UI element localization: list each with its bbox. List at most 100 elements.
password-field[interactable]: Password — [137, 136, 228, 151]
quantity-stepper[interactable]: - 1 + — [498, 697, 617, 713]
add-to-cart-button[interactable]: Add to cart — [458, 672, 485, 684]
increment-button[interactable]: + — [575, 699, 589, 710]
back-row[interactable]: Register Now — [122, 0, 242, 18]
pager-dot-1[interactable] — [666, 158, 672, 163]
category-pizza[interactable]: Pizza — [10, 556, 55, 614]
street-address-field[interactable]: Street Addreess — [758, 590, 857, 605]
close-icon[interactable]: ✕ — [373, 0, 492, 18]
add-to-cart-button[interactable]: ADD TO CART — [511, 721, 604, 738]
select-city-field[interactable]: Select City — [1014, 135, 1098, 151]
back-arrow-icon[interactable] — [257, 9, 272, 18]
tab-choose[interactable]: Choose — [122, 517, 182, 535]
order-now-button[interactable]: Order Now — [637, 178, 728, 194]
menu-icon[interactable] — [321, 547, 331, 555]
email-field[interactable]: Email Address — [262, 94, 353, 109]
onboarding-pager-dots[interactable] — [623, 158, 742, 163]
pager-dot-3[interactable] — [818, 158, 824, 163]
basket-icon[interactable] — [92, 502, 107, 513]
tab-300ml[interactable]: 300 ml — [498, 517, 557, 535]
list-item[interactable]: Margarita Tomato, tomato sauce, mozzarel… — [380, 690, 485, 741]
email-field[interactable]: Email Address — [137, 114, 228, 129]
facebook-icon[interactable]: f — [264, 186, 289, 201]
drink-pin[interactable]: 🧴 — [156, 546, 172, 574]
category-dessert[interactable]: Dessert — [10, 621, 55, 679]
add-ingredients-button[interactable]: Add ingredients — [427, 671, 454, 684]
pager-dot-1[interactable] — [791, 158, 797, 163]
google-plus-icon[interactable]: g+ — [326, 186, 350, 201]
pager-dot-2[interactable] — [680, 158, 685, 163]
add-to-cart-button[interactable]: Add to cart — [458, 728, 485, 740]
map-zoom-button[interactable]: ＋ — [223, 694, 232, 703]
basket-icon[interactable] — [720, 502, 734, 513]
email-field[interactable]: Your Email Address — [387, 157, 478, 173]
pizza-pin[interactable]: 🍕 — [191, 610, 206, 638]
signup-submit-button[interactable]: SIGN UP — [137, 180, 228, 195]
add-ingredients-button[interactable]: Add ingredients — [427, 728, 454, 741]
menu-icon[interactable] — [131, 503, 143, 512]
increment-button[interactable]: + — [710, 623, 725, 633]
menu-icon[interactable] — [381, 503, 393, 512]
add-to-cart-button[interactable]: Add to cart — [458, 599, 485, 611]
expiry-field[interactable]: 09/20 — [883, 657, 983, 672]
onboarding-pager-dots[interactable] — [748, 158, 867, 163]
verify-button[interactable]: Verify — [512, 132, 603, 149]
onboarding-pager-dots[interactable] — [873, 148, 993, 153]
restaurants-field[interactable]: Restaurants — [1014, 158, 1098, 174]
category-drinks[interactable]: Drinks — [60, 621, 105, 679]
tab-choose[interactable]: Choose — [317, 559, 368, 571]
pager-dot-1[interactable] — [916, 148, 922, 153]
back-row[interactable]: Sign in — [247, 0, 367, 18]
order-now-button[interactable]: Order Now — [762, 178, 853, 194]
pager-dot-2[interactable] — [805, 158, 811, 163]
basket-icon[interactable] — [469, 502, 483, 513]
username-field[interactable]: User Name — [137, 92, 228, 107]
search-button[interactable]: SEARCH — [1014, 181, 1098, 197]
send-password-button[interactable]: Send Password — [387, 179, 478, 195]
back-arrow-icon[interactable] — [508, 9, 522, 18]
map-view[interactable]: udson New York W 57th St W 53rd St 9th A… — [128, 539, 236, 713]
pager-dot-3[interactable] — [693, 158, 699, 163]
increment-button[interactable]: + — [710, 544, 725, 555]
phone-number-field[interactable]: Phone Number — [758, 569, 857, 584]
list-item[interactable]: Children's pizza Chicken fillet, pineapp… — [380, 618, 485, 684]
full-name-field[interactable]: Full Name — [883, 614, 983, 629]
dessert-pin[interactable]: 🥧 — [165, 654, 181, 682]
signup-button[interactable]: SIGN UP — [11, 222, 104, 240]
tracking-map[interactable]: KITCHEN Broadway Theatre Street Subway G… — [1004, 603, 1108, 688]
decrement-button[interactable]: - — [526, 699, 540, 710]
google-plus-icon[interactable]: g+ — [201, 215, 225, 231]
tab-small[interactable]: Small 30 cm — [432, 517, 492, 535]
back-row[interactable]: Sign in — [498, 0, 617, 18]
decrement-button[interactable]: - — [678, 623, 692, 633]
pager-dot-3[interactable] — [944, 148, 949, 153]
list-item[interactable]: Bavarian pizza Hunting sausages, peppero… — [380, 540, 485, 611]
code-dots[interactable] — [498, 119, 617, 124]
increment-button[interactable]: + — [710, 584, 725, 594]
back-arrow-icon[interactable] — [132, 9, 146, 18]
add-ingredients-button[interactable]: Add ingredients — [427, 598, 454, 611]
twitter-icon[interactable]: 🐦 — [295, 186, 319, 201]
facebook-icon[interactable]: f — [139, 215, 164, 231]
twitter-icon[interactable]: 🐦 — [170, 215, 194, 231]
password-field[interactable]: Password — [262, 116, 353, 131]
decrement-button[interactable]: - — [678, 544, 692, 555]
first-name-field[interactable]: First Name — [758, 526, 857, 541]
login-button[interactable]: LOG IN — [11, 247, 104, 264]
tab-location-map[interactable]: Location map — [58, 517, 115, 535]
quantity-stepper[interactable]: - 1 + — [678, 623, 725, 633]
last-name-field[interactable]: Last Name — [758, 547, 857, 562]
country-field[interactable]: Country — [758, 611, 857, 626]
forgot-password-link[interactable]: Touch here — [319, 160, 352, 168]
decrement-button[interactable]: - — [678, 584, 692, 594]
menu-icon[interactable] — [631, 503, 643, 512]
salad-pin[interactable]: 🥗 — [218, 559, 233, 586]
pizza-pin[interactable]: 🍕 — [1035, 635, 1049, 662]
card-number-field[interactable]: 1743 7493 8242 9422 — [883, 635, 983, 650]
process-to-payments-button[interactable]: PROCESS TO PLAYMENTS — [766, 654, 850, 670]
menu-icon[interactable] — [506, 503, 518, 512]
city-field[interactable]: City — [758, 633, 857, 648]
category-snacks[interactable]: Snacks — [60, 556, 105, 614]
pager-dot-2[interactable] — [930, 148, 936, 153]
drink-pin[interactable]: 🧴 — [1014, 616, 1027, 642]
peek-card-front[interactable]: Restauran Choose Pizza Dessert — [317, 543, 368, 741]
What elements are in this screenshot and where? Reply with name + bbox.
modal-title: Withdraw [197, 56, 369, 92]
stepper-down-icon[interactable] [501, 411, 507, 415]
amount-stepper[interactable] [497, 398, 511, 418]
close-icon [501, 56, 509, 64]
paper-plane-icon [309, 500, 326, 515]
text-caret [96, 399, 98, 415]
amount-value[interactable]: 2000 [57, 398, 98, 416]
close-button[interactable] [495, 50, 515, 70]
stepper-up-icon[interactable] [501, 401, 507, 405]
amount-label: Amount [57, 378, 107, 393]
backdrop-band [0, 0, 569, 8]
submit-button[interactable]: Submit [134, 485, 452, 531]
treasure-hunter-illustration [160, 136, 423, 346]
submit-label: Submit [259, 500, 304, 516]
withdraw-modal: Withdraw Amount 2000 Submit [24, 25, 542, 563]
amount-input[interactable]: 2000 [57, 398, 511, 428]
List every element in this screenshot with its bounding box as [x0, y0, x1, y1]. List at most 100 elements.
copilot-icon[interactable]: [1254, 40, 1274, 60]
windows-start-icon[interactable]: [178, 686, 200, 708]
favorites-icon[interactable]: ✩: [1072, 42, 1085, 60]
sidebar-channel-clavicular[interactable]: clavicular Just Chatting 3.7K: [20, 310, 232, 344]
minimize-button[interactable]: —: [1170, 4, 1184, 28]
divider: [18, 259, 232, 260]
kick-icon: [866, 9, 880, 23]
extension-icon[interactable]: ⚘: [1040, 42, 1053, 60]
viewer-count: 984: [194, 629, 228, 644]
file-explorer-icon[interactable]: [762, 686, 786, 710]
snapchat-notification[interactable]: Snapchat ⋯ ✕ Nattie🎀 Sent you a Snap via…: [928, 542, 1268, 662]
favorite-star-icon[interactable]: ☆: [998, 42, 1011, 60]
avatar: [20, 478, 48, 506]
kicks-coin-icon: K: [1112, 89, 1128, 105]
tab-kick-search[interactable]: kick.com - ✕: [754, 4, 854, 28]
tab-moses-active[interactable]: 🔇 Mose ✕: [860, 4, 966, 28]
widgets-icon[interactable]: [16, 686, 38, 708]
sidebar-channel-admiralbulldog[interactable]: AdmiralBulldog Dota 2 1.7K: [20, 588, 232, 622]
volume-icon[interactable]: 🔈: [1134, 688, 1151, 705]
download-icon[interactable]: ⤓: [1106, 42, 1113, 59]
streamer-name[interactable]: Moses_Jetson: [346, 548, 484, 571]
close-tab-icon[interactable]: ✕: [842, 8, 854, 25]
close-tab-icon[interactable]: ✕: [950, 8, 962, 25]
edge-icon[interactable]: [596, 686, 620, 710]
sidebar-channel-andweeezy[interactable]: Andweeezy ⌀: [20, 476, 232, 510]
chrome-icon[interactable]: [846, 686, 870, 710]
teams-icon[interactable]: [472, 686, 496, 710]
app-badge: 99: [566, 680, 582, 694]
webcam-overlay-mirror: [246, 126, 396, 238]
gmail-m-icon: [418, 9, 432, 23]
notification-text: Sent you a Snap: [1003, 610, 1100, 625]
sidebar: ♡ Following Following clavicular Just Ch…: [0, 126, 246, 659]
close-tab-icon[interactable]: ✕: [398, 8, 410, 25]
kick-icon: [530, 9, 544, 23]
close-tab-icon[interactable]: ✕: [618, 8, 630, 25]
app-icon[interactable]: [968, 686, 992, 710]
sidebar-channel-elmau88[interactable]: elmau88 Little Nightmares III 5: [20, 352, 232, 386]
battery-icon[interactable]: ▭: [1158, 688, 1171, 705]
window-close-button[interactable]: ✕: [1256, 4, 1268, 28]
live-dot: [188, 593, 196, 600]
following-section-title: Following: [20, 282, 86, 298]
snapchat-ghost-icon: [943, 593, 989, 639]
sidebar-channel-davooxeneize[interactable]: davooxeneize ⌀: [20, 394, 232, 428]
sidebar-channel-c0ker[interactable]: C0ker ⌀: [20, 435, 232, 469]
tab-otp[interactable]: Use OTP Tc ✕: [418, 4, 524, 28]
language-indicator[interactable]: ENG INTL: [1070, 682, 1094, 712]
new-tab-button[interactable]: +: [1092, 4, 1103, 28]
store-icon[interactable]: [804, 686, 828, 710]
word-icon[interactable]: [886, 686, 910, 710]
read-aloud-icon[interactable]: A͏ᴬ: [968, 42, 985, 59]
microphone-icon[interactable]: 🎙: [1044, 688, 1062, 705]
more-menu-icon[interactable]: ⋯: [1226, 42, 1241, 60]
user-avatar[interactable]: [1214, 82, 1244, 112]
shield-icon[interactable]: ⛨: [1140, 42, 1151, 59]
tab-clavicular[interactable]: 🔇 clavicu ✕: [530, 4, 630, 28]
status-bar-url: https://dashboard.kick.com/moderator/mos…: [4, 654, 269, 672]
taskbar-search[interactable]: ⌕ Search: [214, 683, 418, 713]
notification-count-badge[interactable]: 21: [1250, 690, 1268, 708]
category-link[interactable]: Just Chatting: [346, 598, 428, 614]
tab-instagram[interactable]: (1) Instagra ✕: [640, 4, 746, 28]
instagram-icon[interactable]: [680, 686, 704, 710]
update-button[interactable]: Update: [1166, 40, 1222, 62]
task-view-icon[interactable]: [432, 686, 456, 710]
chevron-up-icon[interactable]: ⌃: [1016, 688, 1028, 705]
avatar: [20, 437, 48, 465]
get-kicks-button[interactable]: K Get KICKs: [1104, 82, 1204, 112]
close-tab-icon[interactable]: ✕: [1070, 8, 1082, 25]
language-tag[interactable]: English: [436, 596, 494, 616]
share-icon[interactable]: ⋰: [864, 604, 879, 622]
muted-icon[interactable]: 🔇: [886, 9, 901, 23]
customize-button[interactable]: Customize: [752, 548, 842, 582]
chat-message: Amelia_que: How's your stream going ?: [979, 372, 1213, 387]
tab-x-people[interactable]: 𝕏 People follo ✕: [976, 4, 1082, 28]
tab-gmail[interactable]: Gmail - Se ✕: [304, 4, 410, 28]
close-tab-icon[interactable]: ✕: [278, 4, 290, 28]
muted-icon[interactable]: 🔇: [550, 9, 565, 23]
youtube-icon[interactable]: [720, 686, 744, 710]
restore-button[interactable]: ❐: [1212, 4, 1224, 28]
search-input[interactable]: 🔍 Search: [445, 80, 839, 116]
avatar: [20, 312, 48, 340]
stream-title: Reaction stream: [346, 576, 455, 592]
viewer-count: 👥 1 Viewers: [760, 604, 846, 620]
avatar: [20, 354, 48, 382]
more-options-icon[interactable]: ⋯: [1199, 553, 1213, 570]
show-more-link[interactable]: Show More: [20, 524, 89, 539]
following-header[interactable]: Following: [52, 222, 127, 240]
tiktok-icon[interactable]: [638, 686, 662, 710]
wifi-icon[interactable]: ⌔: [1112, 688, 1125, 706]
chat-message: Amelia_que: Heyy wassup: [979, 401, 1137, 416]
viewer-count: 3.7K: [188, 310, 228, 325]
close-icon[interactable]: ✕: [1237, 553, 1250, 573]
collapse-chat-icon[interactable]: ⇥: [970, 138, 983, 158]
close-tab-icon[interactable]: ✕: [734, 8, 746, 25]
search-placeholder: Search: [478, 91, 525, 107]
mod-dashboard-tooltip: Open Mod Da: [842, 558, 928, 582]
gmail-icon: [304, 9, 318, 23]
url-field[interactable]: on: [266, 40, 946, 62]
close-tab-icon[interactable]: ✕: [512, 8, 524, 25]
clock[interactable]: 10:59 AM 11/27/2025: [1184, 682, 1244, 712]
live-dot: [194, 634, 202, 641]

Goal of the exercise - From the records above, extract every line that contains the string "dots", matching case exactly.

Exercise result -
onboarding-pager-dots[interactable] — [623, 158, 742, 163]
onboarding-pager-dots[interactable] — [748, 158, 867, 163]
onboarding-pager-dots[interactable] — [873, 148, 993, 153]
code-dots[interactable] — [498, 119, 617, 124]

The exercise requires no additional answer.